(Figure contents as structured data)
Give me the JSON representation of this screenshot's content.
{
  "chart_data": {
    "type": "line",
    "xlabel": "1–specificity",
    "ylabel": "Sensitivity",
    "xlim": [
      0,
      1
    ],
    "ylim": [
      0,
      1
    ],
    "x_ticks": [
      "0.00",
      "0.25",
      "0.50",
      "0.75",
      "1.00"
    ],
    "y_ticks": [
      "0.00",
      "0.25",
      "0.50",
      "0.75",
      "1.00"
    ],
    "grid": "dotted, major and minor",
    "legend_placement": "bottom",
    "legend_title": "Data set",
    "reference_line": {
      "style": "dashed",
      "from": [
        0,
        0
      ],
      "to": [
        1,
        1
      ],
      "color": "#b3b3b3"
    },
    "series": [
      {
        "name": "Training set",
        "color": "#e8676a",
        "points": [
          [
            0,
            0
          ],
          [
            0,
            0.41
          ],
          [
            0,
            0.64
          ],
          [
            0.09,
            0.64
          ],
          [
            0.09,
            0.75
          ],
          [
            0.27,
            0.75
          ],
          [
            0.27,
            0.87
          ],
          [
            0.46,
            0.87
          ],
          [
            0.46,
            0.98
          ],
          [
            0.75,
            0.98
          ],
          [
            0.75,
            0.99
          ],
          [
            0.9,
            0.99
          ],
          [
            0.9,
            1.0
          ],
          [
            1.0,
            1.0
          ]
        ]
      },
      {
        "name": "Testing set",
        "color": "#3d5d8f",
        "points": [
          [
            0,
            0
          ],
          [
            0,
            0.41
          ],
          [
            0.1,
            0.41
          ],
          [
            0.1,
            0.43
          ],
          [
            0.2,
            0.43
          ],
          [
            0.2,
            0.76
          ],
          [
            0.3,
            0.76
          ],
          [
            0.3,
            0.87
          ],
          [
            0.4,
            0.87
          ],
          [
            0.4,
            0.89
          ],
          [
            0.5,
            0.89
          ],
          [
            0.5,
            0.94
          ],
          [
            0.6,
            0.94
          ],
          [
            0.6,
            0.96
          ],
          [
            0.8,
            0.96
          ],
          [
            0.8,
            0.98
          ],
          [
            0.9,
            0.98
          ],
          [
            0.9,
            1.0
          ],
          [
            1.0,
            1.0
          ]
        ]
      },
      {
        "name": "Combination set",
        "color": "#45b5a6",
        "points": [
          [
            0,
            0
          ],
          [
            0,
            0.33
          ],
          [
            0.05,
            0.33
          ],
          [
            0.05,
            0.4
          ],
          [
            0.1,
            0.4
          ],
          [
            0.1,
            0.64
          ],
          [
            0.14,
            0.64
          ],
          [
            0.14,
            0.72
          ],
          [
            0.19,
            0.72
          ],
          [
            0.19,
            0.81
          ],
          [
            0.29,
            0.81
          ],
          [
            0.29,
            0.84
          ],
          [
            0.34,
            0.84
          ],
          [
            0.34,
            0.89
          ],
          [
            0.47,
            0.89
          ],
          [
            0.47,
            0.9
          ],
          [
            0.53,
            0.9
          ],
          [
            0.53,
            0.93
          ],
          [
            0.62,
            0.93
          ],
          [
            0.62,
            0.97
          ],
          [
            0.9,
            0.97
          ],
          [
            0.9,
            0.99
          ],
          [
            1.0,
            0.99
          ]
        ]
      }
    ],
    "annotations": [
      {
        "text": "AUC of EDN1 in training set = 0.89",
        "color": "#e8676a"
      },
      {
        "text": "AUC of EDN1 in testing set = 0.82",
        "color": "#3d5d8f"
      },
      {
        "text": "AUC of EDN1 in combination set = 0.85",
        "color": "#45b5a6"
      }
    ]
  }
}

**WRITTEN REQUEST**
Where a line in the entries holds the word "text", copy that line.

**TASK SOLUTION**
        "text": "AUC of EDN1 in training set = 0.89",
        "text": "AUC of EDN1 in testing set = 0.82",
        "text": "AUC of EDN1 in combination set = 0.85",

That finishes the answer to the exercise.